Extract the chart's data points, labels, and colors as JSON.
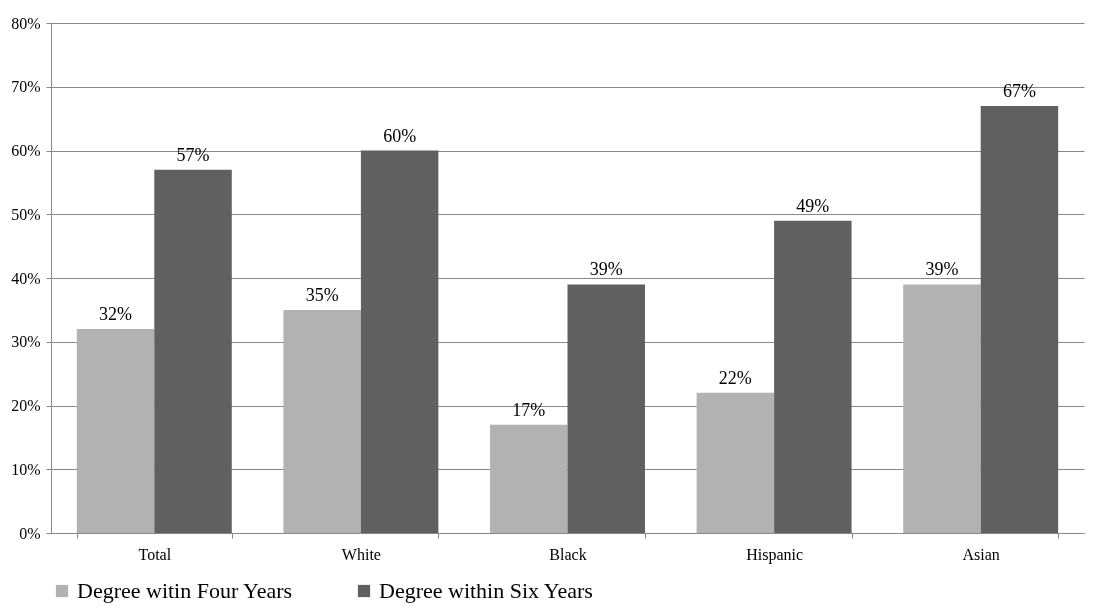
{
  "chart_data": {
    "type": "bar",
    "categories": [
      "Total",
      "White",
      "Black",
      "Hispanic",
      "Asian"
    ],
    "series": [
      {
        "name": "Degree witin Four Years",
        "color": "#b2b2b2",
        "values": [
          32,
          35,
          17,
          22,
          39
        ],
        "value_labels": [
          "32%",
          "35%",
          "17%",
          "22%",
          "39%"
        ]
      },
      {
        "name": "Degree within Six Years",
        "color": "#606060",
        "values": [
          57,
          60,
          39,
          49,
          67
        ],
        "value_labels": [
          "57%",
          "60%",
          "39%",
          "49%",
          "67%"
        ]
      }
    ],
    "ylim": [
      0,
      80
    ],
    "yticks": [
      {
        "value": 0,
        "label": "0%"
      },
      {
        "value": 10,
        "label": "10%"
      },
      {
        "value": 20,
        "label": "20%"
      },
      {
        "value": 30,
        "label": "30%"
      },
      {
        "value": 40,
        "label": "40%"
      },
      {
        "value": 50,
        "label": "50%"
      },
      {
        "value": 60,
        "label": "60%"
      },
      {
        "value": 70,
        "label": "70%"
      },
      {
        "value": 80,
        "label": "80%"
      }
    ],
    "grid": "y",
    "legend": "bottom"
  }
}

### THE PROBLEM
How many lines in the listing above contain "Years"? Answer with the number alone.

### IN RESPONSE
2